April 24, 2015 7:00AM ET by Caleb Lauer

“In one ear, out the other,” Turkish President Recep Tayyip Erdogan
said in anticipation of the European Parliament’s recently adopted
resolution “encouraging” Turkey “to come to terms with its past [and]
to recognize the Armenian genocide.”

When Pope Francis reiterated his predecessor John Paul II’s opinion
that what happened to Ottoman-Armenians during World War I was the
“first genocide of the 20th century,” Turkish Prime Minister Ahmet
Davutoglu said the pontiff was conspiring against Turkey. This week
Turkey recalled its ambassador to Austria, after its parliament
recognized “the terrible events as genocide” — a step Ankara said
“permanently damaged” the countries’ relations.

Turkey’s refusal to heed others’ insistence that it accept that the
mass killing of Ottoman-Armenians in 1915 constituted genocide is
usually expressed in tones of animus, shaming and national pride. At
the same time, foreign condemnation often misses the mark, encourages
deniers and helps Turkish politicians at home. The heat generated by
such exchanges obscures the reality that Turkey’s denial is as much
about the country’s democratic deficit as it is about the emotive
elements emphasized by both accusers and apologists.

Historical evidence indicates that during World War I, Ottoman leaders
— specifically Mehmet Talat, Ismail Enver and Ahmet Cemal, the Young
Turk triumvirate — decided to eliminate Anatolia’s Armenians. On April
24, 1915, the day before Britain and France attacked at Gallipoli, some
250 Armenian notables in Istanbul were arrested, packed into trains and
sent to join the hundreds of thousands of other Armenians soon to be
massacred or driven out to their deaths in the Syrian desert. Children
were kidnapped. Property was seized. Many people were shot dead. Many
died of thirst. Between 800,000 and 1.5 million Armenians perished,
and Anatolia was effectively emptied of the community.

Turkey has said the Armenian victims were simply one part of the
hundreds of thousands of Ottoman civilians of various ethnicities
killed in war violence, thus avoiding the question of whether a
decision had been taken to annihilate the Armenians.

But to understand Turkey’s position today, it is important to
understand what has happened there since 1915.

The Ottoman Empire lost the war. With Istanbul occupied, Ottoman
territory was being parceled out to Western powers. But a Turkish
nationalist army, led by Mustafa Kemal (later Ataturk), eventually
liberated Anatolia; modern Turkey was founded in 1923. Abolishing
the sultanate and caliphate, Ataturk and his associates established a
Western-oriented, secular republic. But the remarkable, avant-garde
creation of a Turkish nationality and nation-state required drastic
social engineering to repudiate the Ottoman past and give the new
republic a new, Turkish identity.

The Lausanne Treaty of 1923 legalized a forced “population exchange” —
Greeks out of Anatolia, Muslims in. Any remaining Greeks, Armenians or
Jews have largely disappeared over the years, suffering pogroms, tax
persecution and dispossession. The state took control of and remains
the sole administrator of Sunni Islam in the country, marginalizing
other Muslim traditions such as Alevism. Non-Turkish Muslims —
Kurds for example — were expected to assimilate. Ataturk by edict
changed the Turkish alphabet and adopted Latin script, leaving later
generations unable to read Ottoman and Islamic texts. The official
Turkish History Thesis essentially invented a past for the Turks.

■ ■ ■ ■ ■ ■ ■

Tasks.
(1) In the article on Turkey and the Armenian genocide, about how many Armenian notables in Istanbul were arrested on April 24, 1915?
(2) Name the members of the Young Turk triumvirate identified in the article on Turkey and the Armenian genocide.
(3) Extend the article on Turkey and the Armenian genocide with new writing that picks up after its final sentence.

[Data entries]

■ ■ ■ ■ ■ ■ ■

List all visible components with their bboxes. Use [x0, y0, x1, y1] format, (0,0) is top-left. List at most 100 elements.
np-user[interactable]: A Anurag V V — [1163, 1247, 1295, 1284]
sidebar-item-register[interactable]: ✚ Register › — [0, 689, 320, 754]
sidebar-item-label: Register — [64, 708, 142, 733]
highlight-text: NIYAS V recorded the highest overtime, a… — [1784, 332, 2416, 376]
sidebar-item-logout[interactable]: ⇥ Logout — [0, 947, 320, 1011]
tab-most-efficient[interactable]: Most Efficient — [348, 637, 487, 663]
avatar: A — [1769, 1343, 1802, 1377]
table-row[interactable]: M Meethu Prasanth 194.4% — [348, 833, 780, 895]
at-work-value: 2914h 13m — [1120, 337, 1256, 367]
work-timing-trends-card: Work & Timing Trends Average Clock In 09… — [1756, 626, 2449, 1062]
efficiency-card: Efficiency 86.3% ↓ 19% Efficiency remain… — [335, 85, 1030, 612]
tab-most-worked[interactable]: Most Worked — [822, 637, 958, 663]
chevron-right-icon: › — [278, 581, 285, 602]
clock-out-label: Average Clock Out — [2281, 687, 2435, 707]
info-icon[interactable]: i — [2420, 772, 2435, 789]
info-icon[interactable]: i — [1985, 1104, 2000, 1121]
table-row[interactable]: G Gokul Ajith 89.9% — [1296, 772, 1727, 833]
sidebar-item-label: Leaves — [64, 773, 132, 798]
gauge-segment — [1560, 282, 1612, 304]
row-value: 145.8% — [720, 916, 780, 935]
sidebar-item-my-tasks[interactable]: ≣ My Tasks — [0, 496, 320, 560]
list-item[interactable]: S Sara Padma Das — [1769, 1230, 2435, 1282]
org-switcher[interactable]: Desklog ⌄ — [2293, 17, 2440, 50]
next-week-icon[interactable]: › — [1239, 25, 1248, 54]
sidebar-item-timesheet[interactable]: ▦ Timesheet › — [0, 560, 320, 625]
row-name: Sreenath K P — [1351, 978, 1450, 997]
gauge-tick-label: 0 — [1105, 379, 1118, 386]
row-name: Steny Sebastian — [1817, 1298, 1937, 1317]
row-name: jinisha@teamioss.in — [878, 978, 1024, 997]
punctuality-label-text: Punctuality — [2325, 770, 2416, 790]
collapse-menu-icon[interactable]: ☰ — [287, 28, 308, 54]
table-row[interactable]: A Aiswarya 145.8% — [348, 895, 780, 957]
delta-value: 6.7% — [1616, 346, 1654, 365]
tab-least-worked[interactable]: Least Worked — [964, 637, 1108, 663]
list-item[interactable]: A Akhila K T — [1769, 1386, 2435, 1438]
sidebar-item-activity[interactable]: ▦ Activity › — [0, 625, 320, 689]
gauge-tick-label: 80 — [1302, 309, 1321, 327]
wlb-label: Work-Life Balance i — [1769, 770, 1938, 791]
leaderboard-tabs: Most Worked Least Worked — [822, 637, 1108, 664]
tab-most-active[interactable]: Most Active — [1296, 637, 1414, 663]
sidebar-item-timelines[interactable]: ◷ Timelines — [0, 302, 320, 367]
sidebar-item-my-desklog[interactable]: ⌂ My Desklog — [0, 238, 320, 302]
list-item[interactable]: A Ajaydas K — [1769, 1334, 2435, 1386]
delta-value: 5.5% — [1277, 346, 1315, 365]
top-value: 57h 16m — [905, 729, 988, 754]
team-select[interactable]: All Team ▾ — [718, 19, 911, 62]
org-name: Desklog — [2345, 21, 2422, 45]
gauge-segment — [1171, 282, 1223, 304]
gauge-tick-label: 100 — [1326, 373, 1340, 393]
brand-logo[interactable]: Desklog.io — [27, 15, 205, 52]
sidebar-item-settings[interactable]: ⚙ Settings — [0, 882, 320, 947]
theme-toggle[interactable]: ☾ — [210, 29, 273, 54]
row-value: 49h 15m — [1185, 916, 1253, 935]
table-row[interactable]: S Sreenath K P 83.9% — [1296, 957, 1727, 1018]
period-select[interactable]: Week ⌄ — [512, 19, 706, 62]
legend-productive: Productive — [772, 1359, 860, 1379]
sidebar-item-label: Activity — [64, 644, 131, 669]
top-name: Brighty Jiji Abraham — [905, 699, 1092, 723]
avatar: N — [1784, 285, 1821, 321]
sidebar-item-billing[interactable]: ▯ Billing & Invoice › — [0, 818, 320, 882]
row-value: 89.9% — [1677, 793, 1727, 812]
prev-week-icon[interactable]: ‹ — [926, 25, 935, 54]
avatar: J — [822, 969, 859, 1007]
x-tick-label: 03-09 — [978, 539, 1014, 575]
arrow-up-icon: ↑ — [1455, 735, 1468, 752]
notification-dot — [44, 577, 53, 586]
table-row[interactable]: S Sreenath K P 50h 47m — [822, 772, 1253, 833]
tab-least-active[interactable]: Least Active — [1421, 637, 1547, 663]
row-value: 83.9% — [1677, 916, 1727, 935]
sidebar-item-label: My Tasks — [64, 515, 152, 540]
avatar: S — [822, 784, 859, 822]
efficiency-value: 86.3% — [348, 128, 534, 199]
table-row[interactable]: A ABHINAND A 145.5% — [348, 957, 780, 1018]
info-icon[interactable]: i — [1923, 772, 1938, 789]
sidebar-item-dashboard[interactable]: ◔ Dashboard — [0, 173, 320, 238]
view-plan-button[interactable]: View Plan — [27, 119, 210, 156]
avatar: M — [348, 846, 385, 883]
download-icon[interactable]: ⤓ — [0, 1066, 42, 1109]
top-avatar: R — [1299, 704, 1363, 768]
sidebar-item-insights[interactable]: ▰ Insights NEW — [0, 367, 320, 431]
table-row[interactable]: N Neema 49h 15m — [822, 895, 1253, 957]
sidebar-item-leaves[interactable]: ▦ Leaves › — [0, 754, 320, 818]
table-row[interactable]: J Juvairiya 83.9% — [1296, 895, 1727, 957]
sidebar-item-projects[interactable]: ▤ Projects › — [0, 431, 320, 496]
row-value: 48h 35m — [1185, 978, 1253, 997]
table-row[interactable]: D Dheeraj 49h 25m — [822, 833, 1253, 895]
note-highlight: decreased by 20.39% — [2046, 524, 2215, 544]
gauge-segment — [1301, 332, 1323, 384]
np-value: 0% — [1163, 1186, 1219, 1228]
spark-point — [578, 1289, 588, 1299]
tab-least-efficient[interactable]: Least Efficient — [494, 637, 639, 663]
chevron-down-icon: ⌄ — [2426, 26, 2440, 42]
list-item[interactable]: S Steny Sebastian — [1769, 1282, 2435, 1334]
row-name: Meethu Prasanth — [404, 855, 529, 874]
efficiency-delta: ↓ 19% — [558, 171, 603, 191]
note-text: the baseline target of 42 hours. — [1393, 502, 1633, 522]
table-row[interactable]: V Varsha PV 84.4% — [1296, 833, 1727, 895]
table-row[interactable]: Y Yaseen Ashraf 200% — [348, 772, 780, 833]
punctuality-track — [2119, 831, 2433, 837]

■ ■ ■ ■ ■ ■ ■

Task answers.
(1) Some 250.

(2) Mehmet Talat, Ismail Enver and Ahmet Cemal.

(3)
This provoked challengers, of course, and the Turkish state has
long responded as if deeper and wider knowledge of the cost of the
Turkish national project — in terms of the oppression and control of
historical knowledge required — could undermine it. The Turkish army
has deposed four Turkish governments since 1960, each time setting
the country’s democratic development back and reinforcing the laws
and mechanisms of this control. The country’s human rights activists
like to say that the Turkish state and its national project has always
been well protected from its citizens.

What happened to the Armenians — and Turkey’s obfuscation — is
inseparable from this national project. It is the mother of Turkey’s
Pandora’s boxes, the opening of which would mean re-evaluating,
reinterpreting, uncovering and unsilencing all the aspects of Turkey’s
history heretofore protected by taboos, laws, state-written textbooks
and state-serving academics. Confronting the the stains of the past
is integral to the project of Turkey’s democratization.

Davutoglu, responding to the European Parliament’s exhortation to
recognize an Armenian genocide, said, “What was done in Africa during
colonialism? What was done in Asia? What was done in Australia? …

Where are the Aborigines?”

But the answers to those questions are no longer secrets — because
in democracies, the state is unable to control knowledge and memory.

That’s why commemorating 1915 has been so important to so many Turkish
activists, and it helps explain the more open attitude toward the
topic in Turkey since the Justice and Development Party, or AKP,
came to power in 2002 and succeeded in pushing the Turkish military
out of politics. When the army ruled, talking about anything other
than the “so-called genocide” or “Armenian lies” meant prosecution
and harassment. Today, exhibitions, conferences, talk shows, films,
books and newspaper columns all broach the subject in explicit
terms. In 2009, Turkey sought to reconcile with Armenia; the deal
called for a historical commission. Tens of thousands of Turks have
signed their names to an “I apologize” campaign. Journalist Hasan
Cemal, Ahmet Cemal’s grandson, is a major voice calling for Turkey
to understand what happened to the Armenians. Since 2010, activists
— mostly Turkish — have commemorated the tragedy on April 24 in
Istanbul’s Taksim Square. And last year, on the 99th anniversary,
Erdogan used remarkable language, extending “condolences” to Armenians.

It looks unlikely Turkish leaders will go further for the centenary,
not least because it is a campaign season in Turkey. The June 7
general election is high-stakes, and in Turkey, campaigns are fought
with nationalism. Seething rivalries aside, the AKP and two opposition
parties jointly condemned the European Parliament’s resolution. Many
Turkish politicians seize chances to deny foreign accusations of
genocide like free money. And most important, whatever democratic
optimism the end of military tutelage brought has long expired.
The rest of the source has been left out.